Data items:
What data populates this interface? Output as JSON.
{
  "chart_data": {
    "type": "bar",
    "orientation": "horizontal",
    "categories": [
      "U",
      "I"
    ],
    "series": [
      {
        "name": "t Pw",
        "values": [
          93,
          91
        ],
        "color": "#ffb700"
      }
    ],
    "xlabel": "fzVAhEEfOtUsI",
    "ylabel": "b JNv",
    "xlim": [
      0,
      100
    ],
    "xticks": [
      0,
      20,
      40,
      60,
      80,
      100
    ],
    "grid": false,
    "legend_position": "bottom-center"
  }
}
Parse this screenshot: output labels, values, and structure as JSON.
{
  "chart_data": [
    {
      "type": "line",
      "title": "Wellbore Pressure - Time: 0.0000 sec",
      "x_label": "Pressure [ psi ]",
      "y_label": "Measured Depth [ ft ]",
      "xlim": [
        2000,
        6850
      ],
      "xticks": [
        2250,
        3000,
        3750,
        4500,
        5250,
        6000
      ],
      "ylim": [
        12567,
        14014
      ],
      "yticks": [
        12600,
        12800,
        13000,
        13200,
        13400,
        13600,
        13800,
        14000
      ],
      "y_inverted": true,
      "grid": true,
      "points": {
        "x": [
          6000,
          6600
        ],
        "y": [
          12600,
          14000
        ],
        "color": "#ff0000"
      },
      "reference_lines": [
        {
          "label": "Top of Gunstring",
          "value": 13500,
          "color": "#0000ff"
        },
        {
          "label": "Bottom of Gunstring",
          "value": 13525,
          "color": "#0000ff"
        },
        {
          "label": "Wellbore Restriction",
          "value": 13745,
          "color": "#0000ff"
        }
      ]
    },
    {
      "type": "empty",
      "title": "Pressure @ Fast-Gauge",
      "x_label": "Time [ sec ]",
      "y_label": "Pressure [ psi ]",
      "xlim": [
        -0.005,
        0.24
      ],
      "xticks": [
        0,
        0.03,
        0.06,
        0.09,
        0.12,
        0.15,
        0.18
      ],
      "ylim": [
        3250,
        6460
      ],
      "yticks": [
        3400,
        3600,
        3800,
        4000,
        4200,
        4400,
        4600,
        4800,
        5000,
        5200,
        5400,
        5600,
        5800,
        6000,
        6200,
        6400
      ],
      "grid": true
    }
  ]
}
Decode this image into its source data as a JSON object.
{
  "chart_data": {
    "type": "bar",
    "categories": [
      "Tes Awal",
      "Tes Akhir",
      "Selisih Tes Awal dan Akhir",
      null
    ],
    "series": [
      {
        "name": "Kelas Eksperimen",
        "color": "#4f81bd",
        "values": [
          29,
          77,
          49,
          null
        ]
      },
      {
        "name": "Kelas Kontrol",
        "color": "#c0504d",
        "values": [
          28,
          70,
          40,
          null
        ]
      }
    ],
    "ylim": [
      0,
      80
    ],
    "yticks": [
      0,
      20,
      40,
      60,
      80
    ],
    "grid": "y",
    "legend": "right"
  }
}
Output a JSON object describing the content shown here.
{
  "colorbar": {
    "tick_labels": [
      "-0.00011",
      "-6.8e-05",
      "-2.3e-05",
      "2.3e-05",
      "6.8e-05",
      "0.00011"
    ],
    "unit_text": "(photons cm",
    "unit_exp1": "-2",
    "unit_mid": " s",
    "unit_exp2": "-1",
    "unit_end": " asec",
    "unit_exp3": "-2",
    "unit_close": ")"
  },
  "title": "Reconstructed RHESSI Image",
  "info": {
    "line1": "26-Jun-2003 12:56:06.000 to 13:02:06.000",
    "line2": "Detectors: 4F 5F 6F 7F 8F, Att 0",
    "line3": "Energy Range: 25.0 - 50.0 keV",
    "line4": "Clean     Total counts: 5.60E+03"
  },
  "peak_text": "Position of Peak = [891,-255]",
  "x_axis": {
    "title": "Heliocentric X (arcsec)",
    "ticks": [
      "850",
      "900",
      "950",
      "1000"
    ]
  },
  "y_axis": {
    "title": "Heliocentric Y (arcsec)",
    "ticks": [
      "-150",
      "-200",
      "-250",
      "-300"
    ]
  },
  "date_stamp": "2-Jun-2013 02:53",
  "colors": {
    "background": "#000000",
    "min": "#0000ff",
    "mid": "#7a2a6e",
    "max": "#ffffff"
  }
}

* _WHAT IS REQUIRED_: Please reproduce every line of the material word for word.

* _SOLUTION_:
What data populates this interface? Output as JSON.
{
  "chart_data": {
    "type": "bar",
    "orientation": "horizontal",
    "categories": [
      "U",
      "I"
    ],
    "series": [
      {
        "name": "t Pw",
        "values": [
          93,
          91
        ],
        "color": "#ffb700"
      }
    ],
    "xlabel": "fzVAhEEfOtUsI",
    "ylabel": "b JNv",
    "xlim": [
      0,
      100
    ],
    "xticks": [
      0,
      20,
      40,
      60,
      80,
      100
    ],
    "grid": false,
    "legend_position": "bottom-center"
  }
}
Parse this screenshot: output labels, values, and structure as JSON.
{
  "chart_data": [
    {
      "type": "line",
      "title": "Wellbore Pressure - Time: 0.0000 sec",
      "x_label": "Pressure [ psi ]",
      "y_label": "Measured Depth [ ft ]",
      "xlim": [
        2000,
        6850
      ],
      "xticks": [
        2250,
        3000,
        3750,
        4500,
        5250,
        6000
      ],
      "ylim": [
        12567,
        14014
      ],
      "yticks": [
        12600,
        12800,
        13000,
        13200,
        13400,
        13600,
        13800,
        14000
      ],
      "y_inverted": true,
      "grid": true,
      "points": {
        "x": [
          6000,
          6600
        ],
        "y": [
          12600,
          14000
        ],
        "color": "#ff0000"
      },
      "reference_lines": [
        {
          "label": "Top of Gunstring",
          "value": 13500,
          "color": "#0000ff"
        },
        {
          "label": "Bottom of Gunstring",
          "value": 13525,
          "color": "#0000ff"
        },
        {
          "label": "Wellbore Restriction",
          "value": 13745,
          "color": "#0000ff"
        }
      ]
    },
    {
      "type": "empty",
      "title": "Pressure @ Fast-Gauge",
      "x_label": "Time [ sec ]",
      "y_label": "Pressure [ psi ]",
      "xlim": [
        -0.005,
        0.24
      ],
      "xticks": [
        0,
        0.03,
        0.06,
        0.09,
        0.12,
        0.15,
        0.18
      ],
      "ylim": [
        3250,
        6460
      ],
      "yticks": [
        3400,
        3600,
        3800,
        4000,
        4200,
        4400,
        4600,
        4800,
        5000,
        5200,
        5400,
        5600,
        5800,
        6000,
        6200,
        6400
      ],
      "grid": true
    }
  ]
}
Decode this image into its source data as a JSON object.
{
  "chart_data": {
    "type": "bar",
    "categories": [
      "Tes Awal",
      "Tes Akhir",
      "Selisih Tes Awal dan Akhir",
      null
    ],
    "series": [
      {
        "name": "Kelas Eksperimen",
        "color": "#4f81bd",
        "values": [
          29,
          77,
          49,
          null
        ]
      },
      {
        "name": "Kelas Kontrol",
        "color": "#c0504d",
        "values": [
          28,
          70,
          40,
          null
        ]
      }
    ],
    "ylim": [
      0,
      80
    ],
    "yticks": [
      0,
      20,
      40,
      60,
      80
    ],
    "grid": "y",
    "legend": "right"
  }
}
Output a JSON object describing the content shown here.
{
  "colorbar": {
    "tick_labels": [
      "-0.00011",
      "-6.8e-05",
      "-2.3e-05",
      "2.3e-05",
      "6.8e-05",
      "0.00011"
    ],
    "unit_text": "(photons cm",
    "unit_exp1": "-2",
    "unit_mid": " s",
    "unit_exp2": "-1",
    "unit_end": " asec",
    "unit_exp3": "-2",
    "unit_close": ")"
  },
  "title": "Reconstructed RHESSI Image",
  "info": {
    "line1": "26-Jun-2003 12:56:06.000 to 13:02:06.000",
    "line2": "Detectors: 4F 5F 6F 7F 8F, Att 0",
    "line3": "Energy Range: 25.0 - 50.0 keV",
    "line4": "Clean     Total counts: 5.60E+03"
  },
  "peak_text": "Position of Peak = [891,-255]",
  "x_axis": {
    "title": "Heliocentric X (arcsec)",
    "ticks": [
      "850",
      "900",
      "950",
      "1000"
    ]
  },
  "y_axis": {
    "title": "Heliocentric Y (arcsec)",
    "ticks": [
      "-150",
      "-200",
      "-250",
      "-300"
    ]
  },
  "date_stamp": "2-Jun-2013 02:53",
  "colors": {
    "background": "#000000",
    "min": "#0000ff",
    "mid": "#7a2a6e",
    "max": "#ffffff"
  }
}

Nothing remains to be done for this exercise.